§ **Short task**
Check every line of the material below for the string "求戴维南等效电路", and return the ones that have it.
────────────────────────────────────────
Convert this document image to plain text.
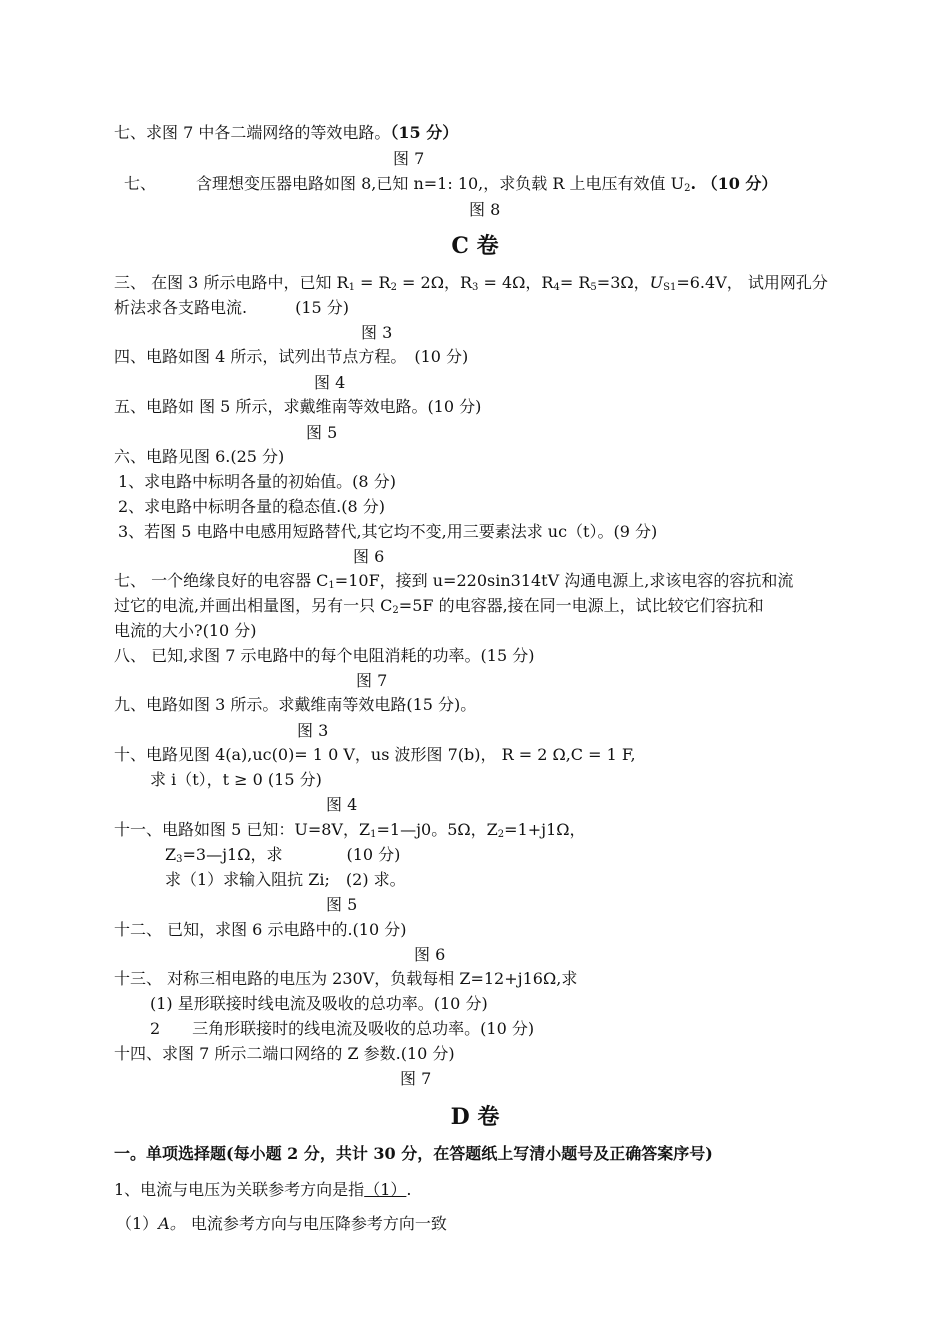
七、求图 7 中各二端网络的等效电路。（15 分）
图 7
七、	含理想变压器电路如图 8,已知 n=1: 10,，求负载 R 上电压有效值 $U_2$. （10 分）
图 8
C 卷
三、 在图 3 所示电路中，已知 $R_1 = R_2 = 2\Omega$，$R_3 = 4\Omega$，$R_4= R_5=3\Omega$，$U_{S1}=6.4V$， 试用网孔分
析法求各支路电流.　　　(15 分)
图 3
四、电路如图 4 所示，试列出节点方程。　(10 分)
图 4
五、电路如 图 5 所示，求戴维南等效电路。(10 分)
图 5
六、电路见图 6.(25 分)
1、求电路中标明各量的初始值。(8 分)
2、求电路中标明各量的稳态值.(8 分)
3、若图 5 电路中电感用短路替代,其它均不变,用三要素法求 uc（t）。(9 分)
图 6
七、 一个绝缘良好的电容器 $C_1=10F$，接到 u=220sin314tV 沟通电源上,求该电容的容抗和流
过它的电流,并画出相量图，另有一只 $C_2=5F$ 的电容器,接在同一电源上，试比较它们容抗和
电流的大小?(10 分)
八、 已知,求图 7 示电路中的每个电阻消耗的功率。(15 分)
图 7
九、电路如图 3 所示。求戴维南等效电路(15 分)。
图 3
十、电路见图 4(a),uc(0)= 1 0 V，us 波形图 7(b)， R = 2 Ω,C = 1 F,
求 i（t），t ≥ 0 (15 分)
图 4
十一、电路如图 5 已知：U=8V，$Z_1=1—j0$。5Ω，$Z_2=1+j1\Omega$，
$Z_3=3—j1\Omega$，求　　　　(10 分)
求（1）求输入阻抗 Zi;　(2) 求。
图 5
十二、 已知，求图 6 示电路中的.(10 分)
图 6
十三、 对称三相电路的电压为 230V，负载每相 Z=12+j16Ω,求
(1) 星形联接时线电流及吸收的总功率。(10 分)
2　　三角形联接时的线电流及吸收的总功率。(10 分)
十四、求图 7 所示二端口网络的 Z 参数.(10 分)
图 7
D 卷
一。单项选择题(每小题 2 分，共计 30 分，在答题纸上写清小题号及正确答案序号)
1、电流与电压为关联参考方向是指（1）.
（1）A。 电流参考方向与电压降参考方向一致
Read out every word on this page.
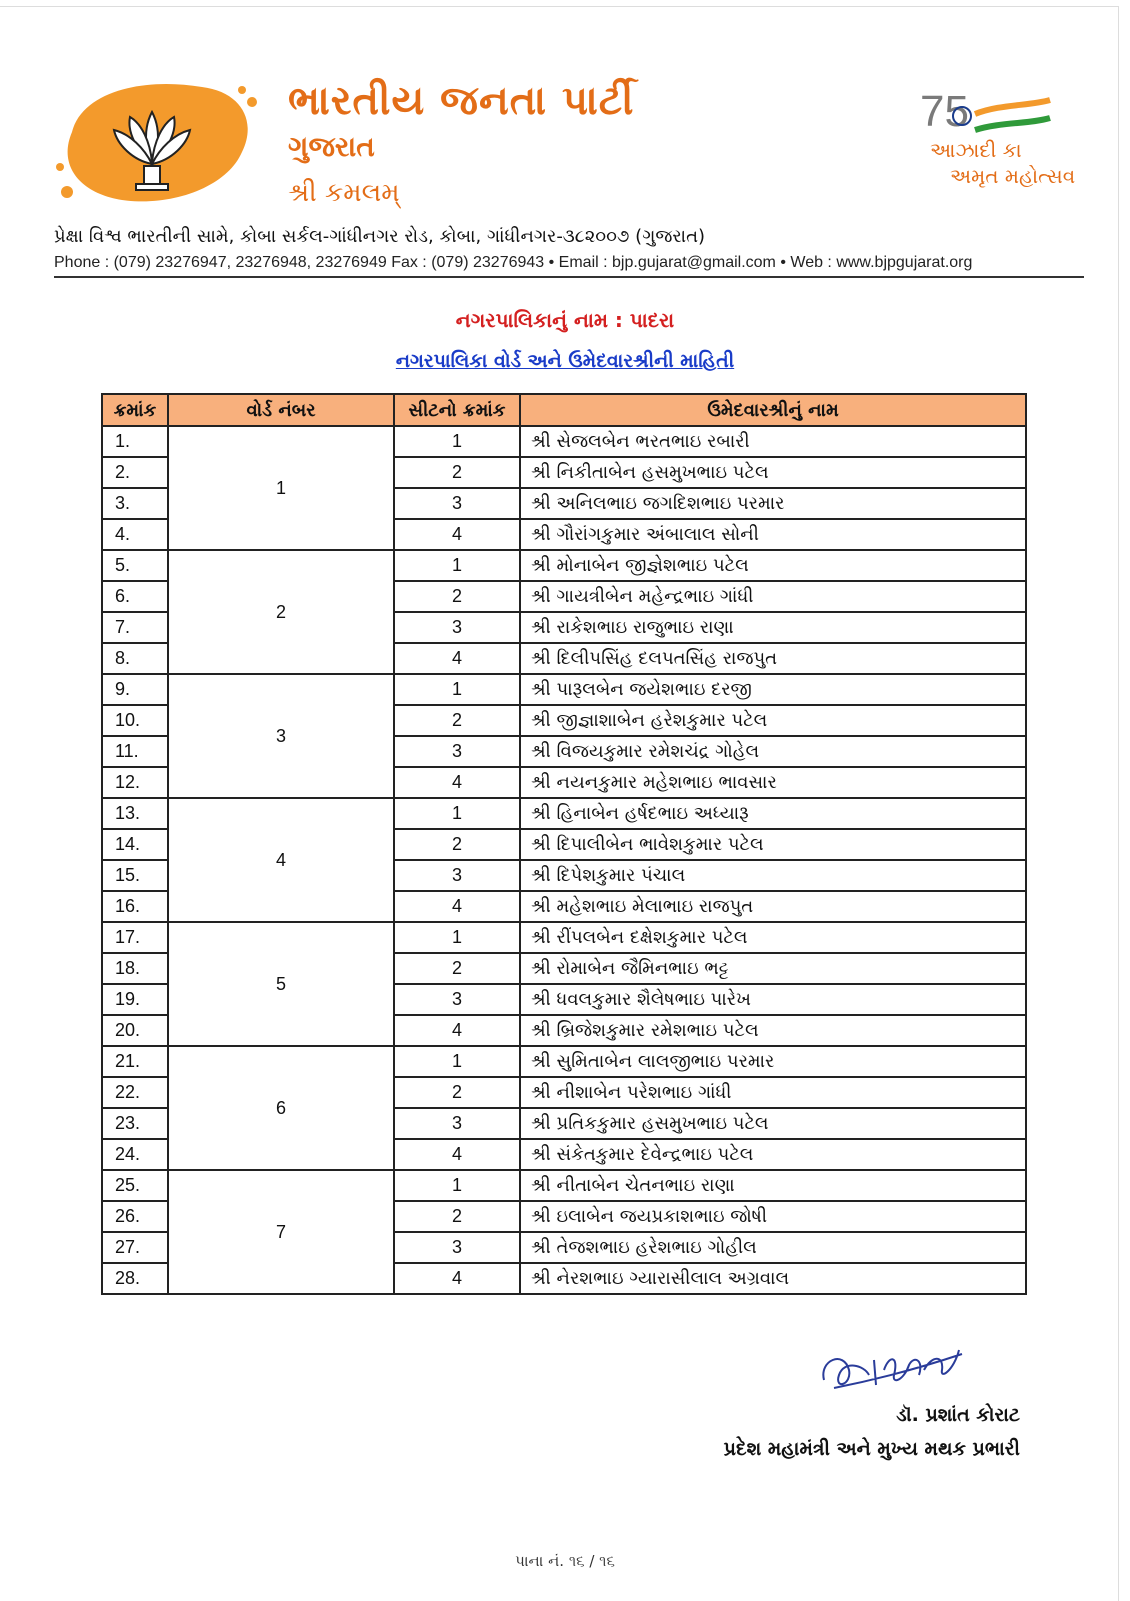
ભારતીય જનતા પાર્ટી
ગુજરાત
શ્રી કમલમ્
75
આઝાદી કા
અમૃત મહોત્સવ
પ્રેક્ષા વિશ્વ ભારતીની સામે, કોબા સર્કલ-ગાંધીનગર રોડ, કોબા, ગાંધીનગર-૩૮૨૦૦૭ (ગુજરાત)
Phone : (079) 23276947, 23276948, 23276949 Fax : (079) 23276943 • Email : bjp.gujarat@gmail.com • Web : www.bjpgujarat.org
નગરપાલિકાનું નામ : પાદરા
નગરપાલિકા વોર્ડ અને ઉમેદવારશ્રીની માહિતી
ક્રમાંક	વોર્ડ નંબર	સીટનો ક્રમાંક	ઉમેદવારશ્રીનું નામ
1.	1	1	શ્રી સેજલબેન ભરતભાઇ રબારી
2.		2	શ્રી નિકીતાબેન હસમુખભાઇ પટેલ
3.		3	શ્રી અનિલભાઇ જગદિશભાઇ પરમાર
4.		4	શ્રી ગૌરાંગકુમાર અંબાલાલ સોની
5.	2	1	શ્રી મોનાબેન જીજ્ઞેશભાઇ પટેલ
6.		2	શ્રી ગાયત્રીબેન મહેન્દ્રભાઇ ગાંધી
7.		3	શ્રી રાકેશભાઇ રાજુભાઇ રાણા
8.		4	શ્રી દિલીપસિંહ દલપતસિંહ રાજપુત
9.	3	1	શ્રી પારૂલબેન જયેશભાઇ દરજી
10.		2	શ્રી જીજ્ઞાશાબેન હરેશકુમાર પટેલ
11.		3	શ્રી વિજયકુમાર રમેશચંદ્ર ગોહેલ
12.		4	શ્રી નયનકુમાર મહેશભાઇ ભાવસાર
13.	4	1	શ્રી હિનાબેન હર્ષદભાઇ અધ્યારૂ
14.		2	શ્રી દિપાલીબેન ભાવેશકુમાર પટેલ
15.		3	શ્રી દિપેશકુમાર પંચાલ
16.		4	શ્રી મહેશભાઇ મેલાભાઇ રાજપુત
17.	5	1	શ્રી રીંપલબેન દક્ષેશકુમાર પટેલ
18.		2	શ્રી રોમાબેન જૈમિનભાઇ ભટ્ટ
19.		3	શ્રી ધવલકુમાર શૈલેષભાઇ પારેખ
20.		4	શ્રી બ્રિજેશકુમાર રમેશભાઇ પટેલ
21.	6	1	શ્રી સુમિતાબેન લાલજીભાઇ પરમાર
22.		2	શ્રી નીશાબેન પરેશભાઇ ગાંધી
23.		3	શ્રી પ્રતિકકુમાર હસમુખભાઇ પટેલ
24.		4	શ્રી સંકેતકુમાર દેવેન્દ્રભાઇ પટેલ
25.	7	1	શ્રી નીતાબેન ચેતનભાઇ રાણા
26.		2	શ્રી ઇલાબેન જયપ્રકાશભાઇ જોષી
27.		3	શ્રી તેજશભાઇ હરેશભાઇ ગોહીલ
28.		4	શ્રી નેરશભાઇ ગ્યારાસીલાલ અગ્રવાલ
ડૉ. પ્રશાંત કોરાટ
પ્રદેશ મહામંત્રી અને મુખ્ય મથક પ્રભારી
પાના નં. ૧૬ / ૧૬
────────────────────────────────────────
§ **Solution below**
五、电路如 图 5 所示，求戴维南等效电路。(10 分)
九、电路如图 3 所示。求戴维南等效电路(15 分)。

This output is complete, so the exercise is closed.